[Задания для решения]
a) Выпишите по одному разу все аббревиатуры, которые встречаются в отрывке о КГБ, в порядке их первого появления.
b) Напишите продолжение отрывка о КГБ, начиная сразу после его последнего предложения.

[Выбранный отрывок]
=-=-=-=-=
Все то же самое было и в семидесятых-восьмидесятых, продолжается и сейчас.
«Офицеры КГБ, когда-либо служившие в органах и перешедшие на работу в другие организации, состоят в действующем резерве ведомства», – объяснял мне сотрудник Управления КГБ по N-ской области.
Но чекисты не просто успешно «обживали» (и обживают) новые «квартиры», не только привносили (и привносят) туда идеологию выпестовавшего их ведомства, но и продолжали (и продолжают) держать под страхом разоблачения старых информаторов и вербовать новых. Ведь не у одного Боярского был свой Агошков – у каждого из них были десятки таких – покрупнее, помельче. И у каждого – ученики и наследники.
Так уже на качественно ином, чем в сталинскую эпоху, уровне формировался огромный теневой штат КГБ. Так происходила интерференция органов безопасности в государственные и общественные структуры, а потом и постепенное переплетение, сращивание с ними. Потому-то всяческое сравнение КГБ с ЦРУ или ФБР кажется мне, простите, наивным. Конечно, и у тех есть свои секретные агенты и информаторы, но масштабы – не сопоставимы. Поверьте, это не паранойя, не страх перед чекистами, прячущимися в каждой подворотне, – такие как раз не так опасны. Это, к несчастью нашему, трезвый анализ реальных фактов человека, который живет в этой стране и с теневым штатом и его влиянием сталкивается и наблюдает его действия бесконечно.
Однако самый ужасающий результат работы сего ведомства (НКВД-МГБ-КГБ), полученный, естественно, во взаимодействии и под руководством политорганов – КПСС, – это то, что я называю «отрицательной селекцией»: многодесятилетний процесс отбора и выведения особого типа гомо сапиенс – советского человека.
=-=-=-=-=
[Записи набора данных]
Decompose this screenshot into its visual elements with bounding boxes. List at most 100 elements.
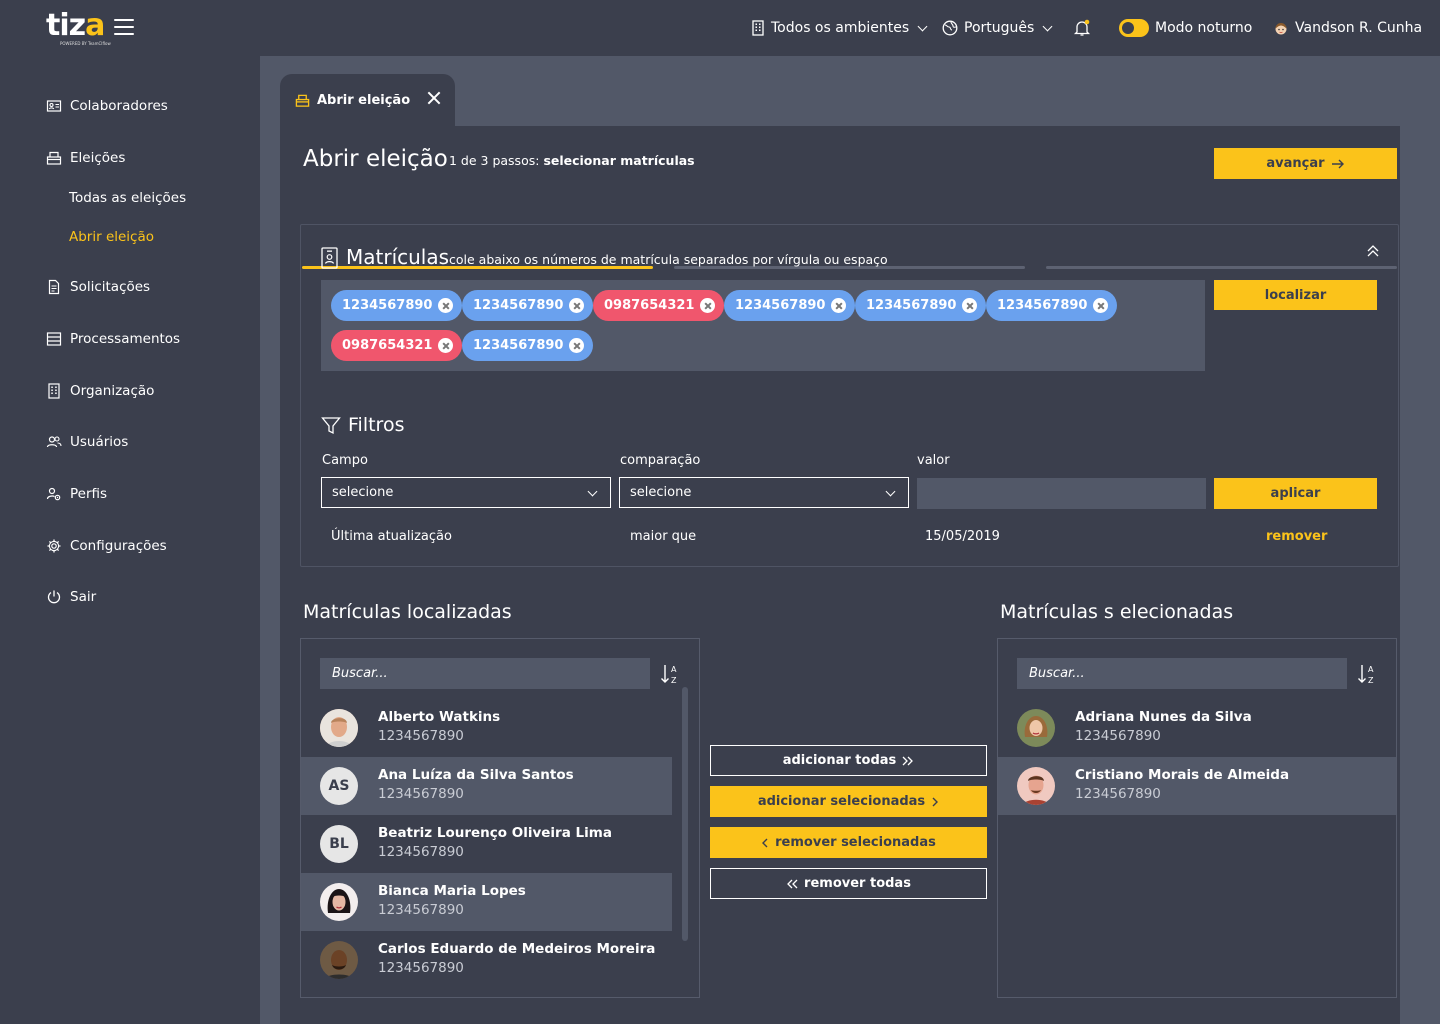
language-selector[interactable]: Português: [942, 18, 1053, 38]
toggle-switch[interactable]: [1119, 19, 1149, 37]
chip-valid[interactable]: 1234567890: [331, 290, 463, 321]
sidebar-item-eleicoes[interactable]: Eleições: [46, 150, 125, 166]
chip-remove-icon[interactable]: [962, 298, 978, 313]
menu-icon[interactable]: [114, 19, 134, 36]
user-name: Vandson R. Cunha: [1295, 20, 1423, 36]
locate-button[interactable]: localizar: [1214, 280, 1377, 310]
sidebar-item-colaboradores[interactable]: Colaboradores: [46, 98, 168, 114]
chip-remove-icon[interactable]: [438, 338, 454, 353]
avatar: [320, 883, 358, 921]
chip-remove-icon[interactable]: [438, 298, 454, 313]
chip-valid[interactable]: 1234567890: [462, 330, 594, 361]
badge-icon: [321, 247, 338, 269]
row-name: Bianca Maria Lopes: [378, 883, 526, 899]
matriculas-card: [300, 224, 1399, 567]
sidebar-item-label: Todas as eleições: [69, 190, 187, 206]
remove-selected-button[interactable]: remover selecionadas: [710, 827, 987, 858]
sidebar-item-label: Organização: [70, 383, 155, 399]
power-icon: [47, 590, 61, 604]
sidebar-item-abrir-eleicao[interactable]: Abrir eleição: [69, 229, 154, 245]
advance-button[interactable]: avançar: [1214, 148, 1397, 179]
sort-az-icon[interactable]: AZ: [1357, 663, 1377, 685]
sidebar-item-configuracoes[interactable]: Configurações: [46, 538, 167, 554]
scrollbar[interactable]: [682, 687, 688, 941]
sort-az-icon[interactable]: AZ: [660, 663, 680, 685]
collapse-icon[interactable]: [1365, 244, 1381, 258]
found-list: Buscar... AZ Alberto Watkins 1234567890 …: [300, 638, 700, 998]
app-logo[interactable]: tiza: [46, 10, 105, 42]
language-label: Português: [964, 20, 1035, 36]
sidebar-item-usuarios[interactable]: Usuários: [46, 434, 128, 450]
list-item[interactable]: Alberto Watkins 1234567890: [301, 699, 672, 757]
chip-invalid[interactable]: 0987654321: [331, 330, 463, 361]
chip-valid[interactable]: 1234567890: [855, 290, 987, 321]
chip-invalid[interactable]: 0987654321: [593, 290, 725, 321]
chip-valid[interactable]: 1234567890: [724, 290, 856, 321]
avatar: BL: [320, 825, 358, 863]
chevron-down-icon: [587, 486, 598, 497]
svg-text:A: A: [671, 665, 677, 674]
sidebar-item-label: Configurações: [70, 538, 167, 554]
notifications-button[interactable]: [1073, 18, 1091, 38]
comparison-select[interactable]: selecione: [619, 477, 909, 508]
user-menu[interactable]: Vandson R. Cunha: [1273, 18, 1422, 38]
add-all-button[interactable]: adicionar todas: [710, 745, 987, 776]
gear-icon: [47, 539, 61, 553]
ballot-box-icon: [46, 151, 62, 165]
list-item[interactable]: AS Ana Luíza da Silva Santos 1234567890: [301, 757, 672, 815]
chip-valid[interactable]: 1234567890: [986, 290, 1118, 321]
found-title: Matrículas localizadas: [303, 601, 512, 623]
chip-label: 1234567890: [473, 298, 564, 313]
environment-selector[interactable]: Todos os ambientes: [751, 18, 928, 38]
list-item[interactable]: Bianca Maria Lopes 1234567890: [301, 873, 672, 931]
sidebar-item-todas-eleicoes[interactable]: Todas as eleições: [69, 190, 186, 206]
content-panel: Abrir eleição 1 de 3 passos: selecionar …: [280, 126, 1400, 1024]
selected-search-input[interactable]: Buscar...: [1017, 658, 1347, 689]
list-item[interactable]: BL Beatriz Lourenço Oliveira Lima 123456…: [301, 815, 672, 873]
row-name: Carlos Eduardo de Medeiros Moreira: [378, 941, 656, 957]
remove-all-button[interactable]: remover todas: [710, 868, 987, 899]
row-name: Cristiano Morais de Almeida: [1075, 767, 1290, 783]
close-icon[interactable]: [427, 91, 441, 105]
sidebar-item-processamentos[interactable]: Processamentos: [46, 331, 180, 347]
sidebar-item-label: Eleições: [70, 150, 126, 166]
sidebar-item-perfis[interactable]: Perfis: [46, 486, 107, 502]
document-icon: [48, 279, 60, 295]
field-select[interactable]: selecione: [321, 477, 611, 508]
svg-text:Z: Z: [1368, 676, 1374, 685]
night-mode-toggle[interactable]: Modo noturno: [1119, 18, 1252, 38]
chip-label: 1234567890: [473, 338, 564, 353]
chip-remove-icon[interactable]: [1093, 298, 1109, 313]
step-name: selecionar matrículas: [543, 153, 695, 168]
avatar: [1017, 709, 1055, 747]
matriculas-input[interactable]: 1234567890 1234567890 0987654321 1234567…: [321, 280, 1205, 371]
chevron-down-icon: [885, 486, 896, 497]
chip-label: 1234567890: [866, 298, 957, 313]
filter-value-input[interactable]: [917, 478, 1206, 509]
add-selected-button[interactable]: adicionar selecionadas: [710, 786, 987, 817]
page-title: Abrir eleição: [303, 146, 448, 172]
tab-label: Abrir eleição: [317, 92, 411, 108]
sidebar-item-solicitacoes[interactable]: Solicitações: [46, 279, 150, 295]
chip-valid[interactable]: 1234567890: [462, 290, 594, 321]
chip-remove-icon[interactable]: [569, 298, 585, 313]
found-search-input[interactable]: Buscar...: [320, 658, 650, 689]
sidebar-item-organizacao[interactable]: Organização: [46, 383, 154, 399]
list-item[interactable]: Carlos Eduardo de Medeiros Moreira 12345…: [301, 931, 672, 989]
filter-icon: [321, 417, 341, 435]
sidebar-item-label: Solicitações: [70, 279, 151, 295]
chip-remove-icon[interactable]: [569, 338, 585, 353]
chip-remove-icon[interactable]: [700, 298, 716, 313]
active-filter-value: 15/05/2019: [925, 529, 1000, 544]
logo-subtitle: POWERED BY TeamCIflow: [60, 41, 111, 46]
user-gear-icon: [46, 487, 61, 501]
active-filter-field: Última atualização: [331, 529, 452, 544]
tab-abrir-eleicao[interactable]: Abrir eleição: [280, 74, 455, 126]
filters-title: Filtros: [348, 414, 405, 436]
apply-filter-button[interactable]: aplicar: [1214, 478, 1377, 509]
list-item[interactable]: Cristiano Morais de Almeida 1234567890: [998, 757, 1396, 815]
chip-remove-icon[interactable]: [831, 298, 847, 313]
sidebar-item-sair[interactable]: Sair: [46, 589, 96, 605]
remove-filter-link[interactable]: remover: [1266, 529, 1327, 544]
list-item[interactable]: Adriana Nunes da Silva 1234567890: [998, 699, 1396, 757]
=-=-=-=-=
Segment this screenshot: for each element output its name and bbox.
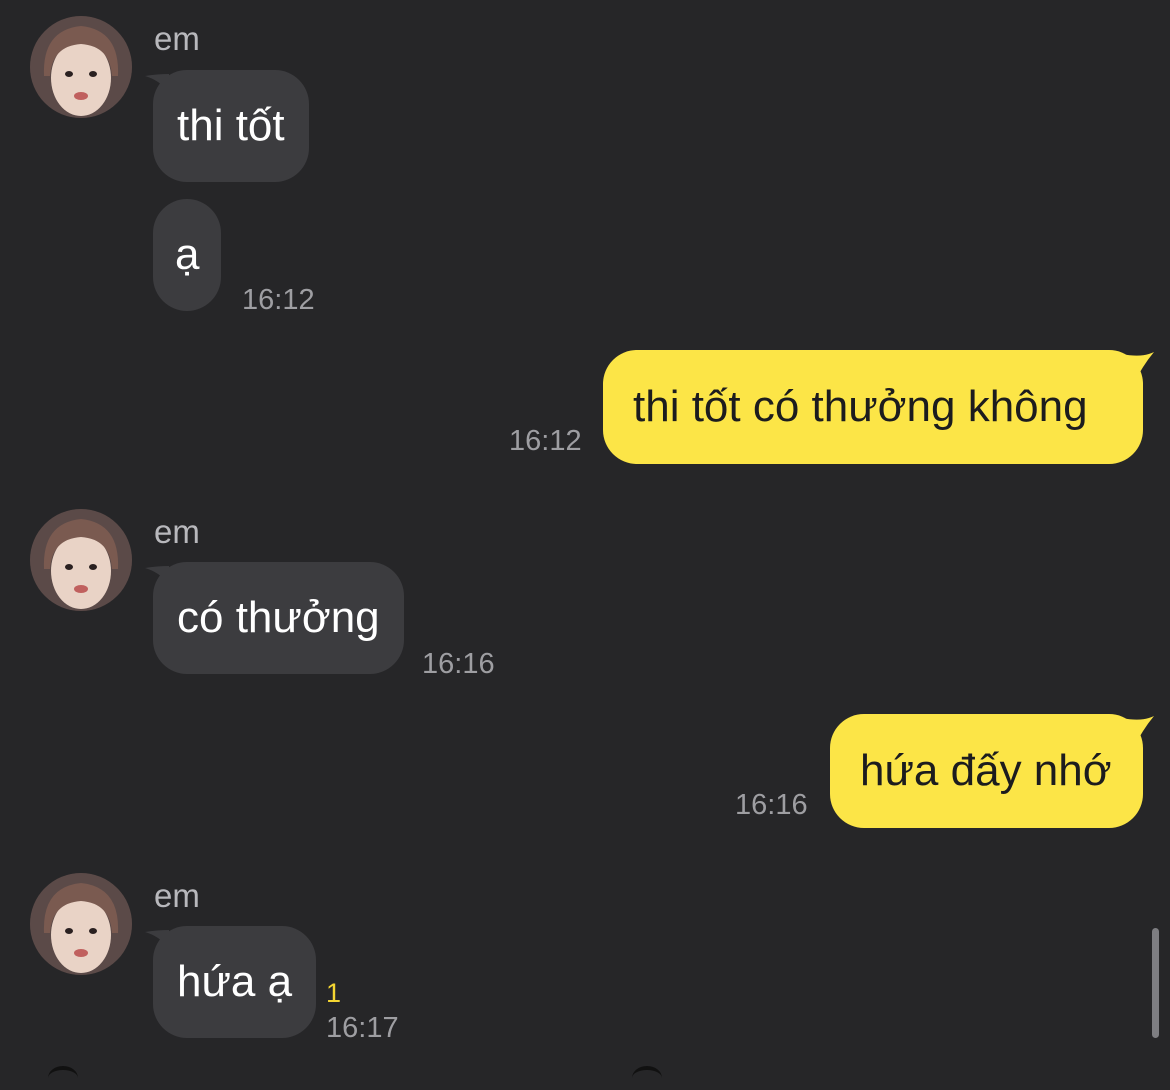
=-=-=-=-=
[Ответы к заданиям]
a) КГБ, ЦРУ, ФБР, НКВД, МГБ, КПСС

b)
Поначалу самых достойных – из дворянства, интеллигенции, рабочих, крестьянства – просто убивали. Потом из оставшихся тщательно отбирали себе угодных и послушных – они получали руководящие посты. Боярский – это блестящий результат такой селекции. Но – не только он. И Хрущев, и Брежнев, кого с таким упоением мы сейчас ругаем, и Горбачев – из того же отбора.
Помню, меня совершенно сразило письмо одного бывшего зека – Д. Алкацева – тоже «подопечного» Боярского:
«Прежде всего примите от меня массу добрых пожеланий из далекой Таймырской тундры, ныне цветущего промышленного города Норильска, «жемчужины Заполярья» – как образно называют его журналисты. Да, тут была лишь одна голая тундра, когда в августе 1939 года из Соловецкой центральной тюрьмы на пароходе «Буденный» доставили нас в порт Дудинка, а потом по юркой железной дороге (в телячьих вагонах, где загибались без воды и воздуха тысячи – Е.А.) – в нынешний город. Почти босой, измученный и истощенный начал я тут свою трудовую деятельность. И хотя я преждевременно постарел и страдаю серьезным сердечным заболеванием, я горжусь тем, что жизнь моя не пройдет даром, не без пользы нашему Великому Государству…» {101}
«Великое Государство»… И таких, как Алкацев, были миллионы.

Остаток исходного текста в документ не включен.